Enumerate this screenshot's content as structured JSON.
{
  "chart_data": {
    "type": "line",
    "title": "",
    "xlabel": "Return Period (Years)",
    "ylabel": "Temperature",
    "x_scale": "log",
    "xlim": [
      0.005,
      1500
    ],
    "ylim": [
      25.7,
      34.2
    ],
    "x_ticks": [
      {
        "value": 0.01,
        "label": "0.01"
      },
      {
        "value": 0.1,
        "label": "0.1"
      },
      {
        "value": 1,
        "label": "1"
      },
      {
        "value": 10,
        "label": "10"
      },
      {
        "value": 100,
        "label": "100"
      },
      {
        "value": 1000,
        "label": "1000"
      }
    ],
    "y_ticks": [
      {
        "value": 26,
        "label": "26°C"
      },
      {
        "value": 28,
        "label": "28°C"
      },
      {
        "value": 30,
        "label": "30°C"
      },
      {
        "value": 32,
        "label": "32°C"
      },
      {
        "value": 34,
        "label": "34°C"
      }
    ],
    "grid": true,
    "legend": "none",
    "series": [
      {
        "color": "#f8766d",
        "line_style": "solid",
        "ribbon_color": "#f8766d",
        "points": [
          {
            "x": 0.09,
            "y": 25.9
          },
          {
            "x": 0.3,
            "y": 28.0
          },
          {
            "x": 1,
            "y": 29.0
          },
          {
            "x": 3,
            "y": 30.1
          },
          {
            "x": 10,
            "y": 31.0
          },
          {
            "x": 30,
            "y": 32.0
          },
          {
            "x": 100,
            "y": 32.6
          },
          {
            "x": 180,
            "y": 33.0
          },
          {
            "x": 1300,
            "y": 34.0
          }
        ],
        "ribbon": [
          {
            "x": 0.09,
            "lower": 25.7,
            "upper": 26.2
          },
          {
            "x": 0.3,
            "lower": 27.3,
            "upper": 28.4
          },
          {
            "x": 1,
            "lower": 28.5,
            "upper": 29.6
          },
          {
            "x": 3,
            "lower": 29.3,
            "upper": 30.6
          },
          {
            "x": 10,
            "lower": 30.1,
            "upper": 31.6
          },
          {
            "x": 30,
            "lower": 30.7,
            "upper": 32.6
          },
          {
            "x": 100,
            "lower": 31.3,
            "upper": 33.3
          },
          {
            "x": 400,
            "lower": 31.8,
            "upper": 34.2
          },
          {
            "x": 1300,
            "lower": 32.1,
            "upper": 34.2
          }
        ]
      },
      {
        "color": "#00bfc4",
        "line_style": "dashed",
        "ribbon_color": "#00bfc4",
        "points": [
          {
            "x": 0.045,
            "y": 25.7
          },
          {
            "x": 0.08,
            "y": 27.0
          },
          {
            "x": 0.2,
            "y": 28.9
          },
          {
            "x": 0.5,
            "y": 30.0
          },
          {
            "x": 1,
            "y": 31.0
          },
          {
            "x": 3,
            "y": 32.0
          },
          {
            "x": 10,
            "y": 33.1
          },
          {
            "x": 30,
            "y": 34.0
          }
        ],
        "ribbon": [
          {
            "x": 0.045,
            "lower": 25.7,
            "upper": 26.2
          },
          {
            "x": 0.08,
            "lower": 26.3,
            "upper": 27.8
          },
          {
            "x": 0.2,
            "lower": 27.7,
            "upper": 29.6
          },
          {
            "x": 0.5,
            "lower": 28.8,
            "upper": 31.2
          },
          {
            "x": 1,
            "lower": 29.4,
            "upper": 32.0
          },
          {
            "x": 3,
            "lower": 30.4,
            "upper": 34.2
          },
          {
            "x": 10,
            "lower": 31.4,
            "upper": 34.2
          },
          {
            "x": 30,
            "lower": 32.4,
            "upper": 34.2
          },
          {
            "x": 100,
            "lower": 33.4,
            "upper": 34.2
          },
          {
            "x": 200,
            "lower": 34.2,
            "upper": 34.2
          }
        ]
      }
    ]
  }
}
* * * *
DIRECTIVE: Transcribe the whole listing exactly.

RESULT:
Enumerate this screenshot's content as structured JSON.
{
  "chart_data": {
    "type": "line",
    "title": "",
    "xlabel": "Return Period (Years)",
    "ylabel": "Temperature",
    "x_scale": "log",
    "xlim": [
      0.005,
      1500
    ],
    "ylim": [
      25.7,
      34.2
    ],
    "x_ticks": [
      {
        "value": 0.01,
        "label": "0.01"
      },
      {
        "value": 0.1,
        "label": "0.1"
      },
      {
        "value": 1,
        "label": "1"
      },
      {
        "value": 10,
        "label": "10"
      },
      {
        "value": 100,
        "label": "100"
      },
      {
        "value": 1000,
        "label": "1000"
      }
    ],
    "y_ticks": [
      {
        "value": 26,
        "label": "26°C"
      },
      {
        "value": 28,
        "label": "28°C"
      },
      {
        "value": 30,
        "label": "30°C"
      },
      {
        "value": 32,
        "label": "32°C"
      },
      {
        "value": 34,
        "label": "34°C"
      }
    ],
    "grid": true,
    "legend": "none",
    "series": [
      {
        "color": "#f8766d",
        "line_style": "solid",
        "ribbon_color": "#f8766d",
        "points": [
          {
            "x": 0.09,
            "y": 25.9
          },
          {
            "x": 0.3,
            "y": 28.0
          },
          {
            "x": 1,
            "y": 29.0
          },
          {
            "x": 3,
            "y": 30.1
          },
          {
            "x": 10,
            "y": 31.0
          },
          {
            "x": 30,
            "y": 32.0
          },
          {
            "x": 100,
            "y": 32.6
          },
          {
            "x": 180,
            "y": 33.0
          },
          {
            "x": 1300,
            "y": 34.0
          }
        ],
        "ribbon": [
          {
            "x": 0.09,
            "lower": 25.7,
            "upper": 26.2
          },
          {
            "x": 0.3,
            "lower": 27.3,
            "upper": 28.4
          },
          {
            "x": 1,
            "lower": 28.5,
            "upper": 29.6
          },
          {
            "x": 3,
            "lower": 29.3,
            "upper": 30.6
          },
          {
            "x": 10,
            "lower": 30.1,
            "upper": 31.6
          },
          {
            "x": 30,
            "lower": 30.7,
            "upper": 32.6
          },
          {
            "x": 100,
            "lower": 31.3,
            "upper": 33.3
          },
          {
            "x": 400,
            "lower": 31.8,
            "upper": 34.2
          },
          {
            "x": 1300,
            "lower": 32.1,
            "upper": 34.2
          }
        ]
      },
      {
        "color": "#00bfc4",
        "line_style": "dashed",
        "ribbon_color": "#00bfc4",
        "points": [
          {
            "x": 0.045,
            "y": 25.7
          },
          {
            "x": 0.08,
            "y": 27.0
          },
          {
            "x": 0.2,
            "y": 28.9
          },
          {
            "x": 0.5,
            "y": 30.0
          },
          {
            "x": 1,
            "y": 31.0
          },
          {
            "x": 3,
            "y": 32.0
          },
          {
            "x": 10,
            "y": 33.1
          },
          {
            "x": 30,
            "y": 34.0
          }
        ],
        "ribbon": [
          {
            "x": 0.045,
            "lower": 25.7,
            "upper": 26.2
          },
          {
            "x": 0.08,
            "lower": 26.3,
            "upper": 27.8
          },
          {
            "x": 0.2,
            "lower": 27.7,
            "upper": 29.6
          },
          {
            "x": 0.5,
            "lower": 28.8,
            "upper": 31.2
          },
          {
            "x": 1,
            "lower": 29.4,
            "upper": 32.0
          },
          {
            "x": 3,
            "lower": 30.4,
            "upper": 34.2
          },
          {
            "x": 10,
            "lower": 31.4,
            "upper": 34.2
          },
          {
            "x": 30,
            "lower": 32.4,
            "upper": 34.2
          },
          {
            "x": 100,
            "lower": 33.4,
            "upper": 34.2
          },
          {
            "x": 200,
            "lower": 34.2,
            "upper": 34.2
          }
        ]
      }
    ]
  }
}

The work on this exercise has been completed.